Task instructions:
Quote the whole listing exactly. Leave the pictures out of your copy.

——————

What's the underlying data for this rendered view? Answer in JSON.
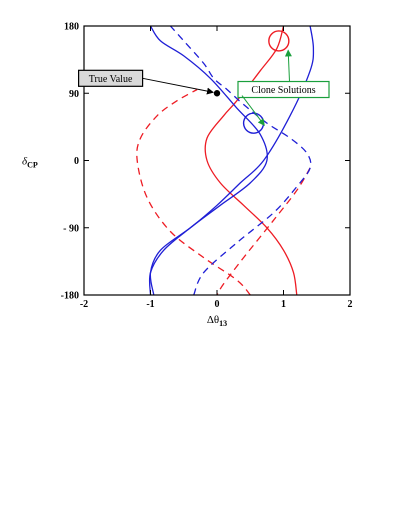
{
  "chart_data": {
    "type": "line",
    "xlabel": "Δθ",
    "xlabel_sub": "13",
    "ylabel": "δ",
    "ylabel_sub": "CP",
    "xlim": [
      -2,
      2
    ],
    "ylim": [
      -180,
      180
    ],
    "xticks": [
      -2,
      -1,
      0,
      1,
      2
    ],
    "yticks": [
      -180,
      -90,
      0,
      90,
      180
    ],
    "xtick_labels": [
      "-2",
      "-1",
      "0",
      "1",
      "2"
    ],
    "ytick_labels": [
      "-180",
      "- 90",
      "0",
      "90",
      "180"
    ],
    "grid": false,
    "series": [
      {
        "color": "#ee1c24",
        "style": "solid",
        "points": [
          [
            1.2,
            -180
          ],
          [
            1.15,
            -150
          ],
          [
            1.0,
            -120
          ],
          [
            0.75,
            -90
          ],
          [
            0.4,
            -60
          ],
          [
            0.05,
            -30
          ],
          [
            -0.15,
            0
          ],
          [
            -0.15,
            30
          ],
          [
            0.1,
            60
          ],
          [
            0.3,
            80
          ],
          [
            0.65,
            120
          ],
          [
            0.9,
            150
          ],
          [
            1.0,
            180
          ]
        ]
      },
      {
        "color": "#ee1c24",
        "style": "dashed",
        "points": [
          [
            0.5,
            -180
          ],
          [
            0.3,
            -160
          ],
          [
            -0.2,
            -130
          ],
          [
            -0.7,
            -95
          ],
          [
            -1.05,
            -50
          ],
          [
            -1.2,
            0
          ],
          [
            -1.15,
            30
          ],
          [
            -0.9,
            60
          ],
          [
            -0.6,
            80
          ],
          [
            -0.3,
            95
          ]
        ]
      },
      {
        "color": "#ee1c24",
        "style": "dashed",
        "points": [
          [
            1.4,
            -10
          ],
          [
            1.2,
            -40
          ],
          [
            0.85,
            -80
          ],
          [
            0.4,
            -130
          ],
          [
            0.1,
            -165
          ],
          [
            0.0,
            -180
          ]
        ]
      },
      {
        "color": "#1f1fd6",
        "style": "solid",
        "points": [
          [
            -0.95,
            -180
          ],
          [
            -1.0,
            -150
          ],
          [
            -0.85,
            -120
          ],
          [
            -0.4,
            -90
          ],
          [
            0.0,
            -60
          ],
          [
            0.35,
            -30
          ],
          [
            0.7,
            0
          ],
          [
            1.1,
            60
          ],
          [
            1.4,
            120
          ],
          [
            1.45,
            150
          ],
          [
            1.4,
            180
          ]
        ]
      },
      {
        "color": "#1f1fd6",
        "style": "solid",
        "points": [
          [
            -1.0,
            180
          ],
          [
            -0.85,
            160
          ],
          [
            -0.5,
            140
          ],
          [
            -0.1,
            110
          ],
          [
            0.3,
            70
          ],
          [
            0.65,
            35
          ],
          [
            0.75,
            0
          ],
          [
            0.5,
            -30
          ],
          [
            0.05,
            -60
          ],
          [
            -0.4,
            -90
          ],
          [
            -0.8,
            -120
          ],
          [
            -1.0,
            -150
          ],
          [
            -1.0,
            -180
          ]
        ]
      },
      {
        "color": "#1f1fd6",
        "style": "dashed",
        "points": [
          [
            -0.35,
            -180
          ],
          [
            -0.2,
            -150
          ],
          [
            0.3,
            -110
          ],
          [
            0.85,
            -70
          ],
          [
            1.2,
            -35
          ],
          [
            1.4,
            -10
          ],
          [
            1.35,
            10
          ],
          [
            1.1,
            30
          ],
          [
            0.75,
            50
          ],
          [
            0.4,
            75
          ],
          [
            0.15,
            95
          ],
          [
            -0.05,
            110
          ],
          [
            -0.2,
            130
          ],
          [
            -0.5,
            160
          ],
          [
            -0.7,
            180
          ]
        ]
      }
    ],
    "markers": [
      {
        "label": "True Value",
        "x": 0,
        "y": 90,
        "kind": "point"
      }
    ],
    "circles": [
      {
        "x": 0.93,
        "y": 160,
        "color": "#ee1c24"
      },
      {
        "x": 0.55,
        "y": 50,
        "color": "#1f1fd6"
      }
    ],
    "annotations": [
      {
        "label": "True Value",
        "box_x": -1.6,
        "box_y": 110,
        "target_x": 0,
        "target_y": 90,
        "border": "#000000",
        "fill": "#d9d9d9"
      },
      {
        "label": "Clone Solutions",
        "box_x": 1.0,
        "box_y": 95,
        "targets": [
          [
            0.98,
            150
          ],
          [
            0.62,
            50
          ]
        ],
        "border": "#1a9f3c",
        "fill": "#ffffff"
      }
    ]
  }
}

——————

Exercise answer:
What's the underlying data for this rendered view? Answer in JSON.
{
  "chart_data": {
    "type": "line",
    "xlabel": "Δθ",
    "xlabel_sub": "13",
    "ylabel": "δ",
    "ylabel_sub": "CP",
    "xlim": [
      -2,
      2
    ],
    "ylim": [
      -180,
      180
    ],
    "xticks": [
      -2,
      -1,
      0,
      1,
      2
    ],
    "yticks": [
      -180,
      -90,
      0,
      90,
      180
    ],
    "xtick_labels": [
      "-2",
      "-1",
      "0",
      "1",
      "2"
    ],
    "ytick_labels": [
      "-180",
      "- 90",
      "0",
      "90",
      "180"
    ],
    "grid": false,
    "series": [
      {
        "color": "#ee1c24",
        "style": "solid",
        "points": [
          [
            1.2,
            -180
          ],
          [
            1.15,
            -150
          ],
          [
            1.0,
            -120
          ],
          [
            0.75,
            -90
          ],
          [
            0.4,
            -60
          ],
          [
            0.05,
            -30
          ],
          [
            -0.15,
            0
          ],
          [
            -0.15,
            30
          ],
          [
            0.1,
            60
          ],
          [
            0.3,
            80
          ],
          [
            0.65,
            120
          ],
          [
            0.9,
            150
          ],
          [
            1.0,
            180
          ]
        ]
      },
      {
        "color": "#ee1c24",
        "style": "dashed",
        "points": [
          [
            0.5,
            -180
          ],
          [
            0.3,
            -160
          ],
          [
            -0.2,
            -130
          ],
          [
            -0.7,
            -95
          ],
          [
            -1.05,
            -50
          ],
          [
            -1.2,
            0
          ],
          [
            -1.15,
            30
          ],
          [
            -0.9,
            60
          ],
          [
            -0.6,
            80
          ],
          [
            -0.3,
            95
          ]
        ]
      },
      {
        "color": "#ee1c24",
        "style": "dashed",
        "points": [
          [
            1.4,
            -10
          ],
          [
            1.2,
            -40
          ],
          [
            0.85,
            -80
          ],
          [
            0.4,
            -130
          ],
          [
            0.1,
            -165
          ],
          [
            0.0,
            -180
          ]
        ]
      },
      {
        "color": "#1f1fd6",
        "style": "solid",
        "points": [
          [
            -0.95,
            -180
          ],
          [
            -1.0,
            -150
          ],
          [
            -0.85,
            -120
          ],
          [
            -0.4,
            -90
          ],
          [
            0.0,
            -60
          ],
          [
            0.35,
            -30
          ],
          [
            0.7,
            0
          ],
          [
            1.1,
            60
          ],
          [
            1.4,
            120
          ],
          [
            1.45,
            150
          ],
          [
            1.4,
            180
          ]
        ]
      },
      {
        "color": "#1f1fd6",
        "style": "solid",
        "points": [
          [
            -1.0,
            180
          ],
          [
            -0.85,
            160
          ],
          [
            -0.5,
            140
          ],
          [
            -0.1,
            110
          ],
          [
            0.3,
            70
          ],
          [
            0.65,
            35
          ],
          [
            0.75,
            0
          ],
          [
            0.5,
            -30
          ],
          [
            0.05,
            -60
          ],
          [
            -0.4,
            -90
          ],
          [
            -0.8,
            -120
          ],
          [
            -1.0,
            -150
          ],
          [
            -1.0,
            -180
          ]
        ]
      },
      {
        "color": "#1f1fd6",
        "style": "dashed",
        "points": [
          [
            -0.35,
            -180
          ],
          [
            -0.2,
            -150
          ],
          [
            0.3,
            -110
          ],
          [
            0.85,
            -70
          ],
          [
            1.2,
            -35
          ],
          [
            1.4,
            -10
          ],
          [
            1.35,
            10
          ],
          [
            1.1,
            30
          ],
          [
            0.75,
            50
          ],
          [
            0.4,
            75
          ],
          [
            0.15,
            95
          ],
          [
            -0.05,
            110
          ],
          [
            -0.2,
            130
          ],
          [
            -0.5,
            160
          ],
          [
            -0.7,
            180
          ]
        ]
      }
    ],
    "markers": [
      {
        "label": "True Value",
        "x": 0,
        "y": 90,
        "kind": "point"
      }
    ],
    "circles": [
      {
        "x": 0.93,
        "y": 160,
        "color": "#ee1c24"
      },
      {
        "x": 0.55,
        "y": 50,
        "color": "#1f1fd6"
      }
    ],
    "annotations": [
      {
        "label": "True Value",
        "box_x": -1.6,
        "box_y": 110,
        "target_x": 0,
        "target_y": 90,
        "border": "#000000",
        "fill": "#d9d9d9"
      },
      {
        "label": "Clone Solutions",
        "box_x": 1.0,
        "box_y": 95,
        "targets": [
          [
            0.98,
            150
          ],
          [
            0.62,
            50
          ]
        ],
        "border": "#1a9f3c",
        "fill": "#ffffff"
      }
    ]
  }
}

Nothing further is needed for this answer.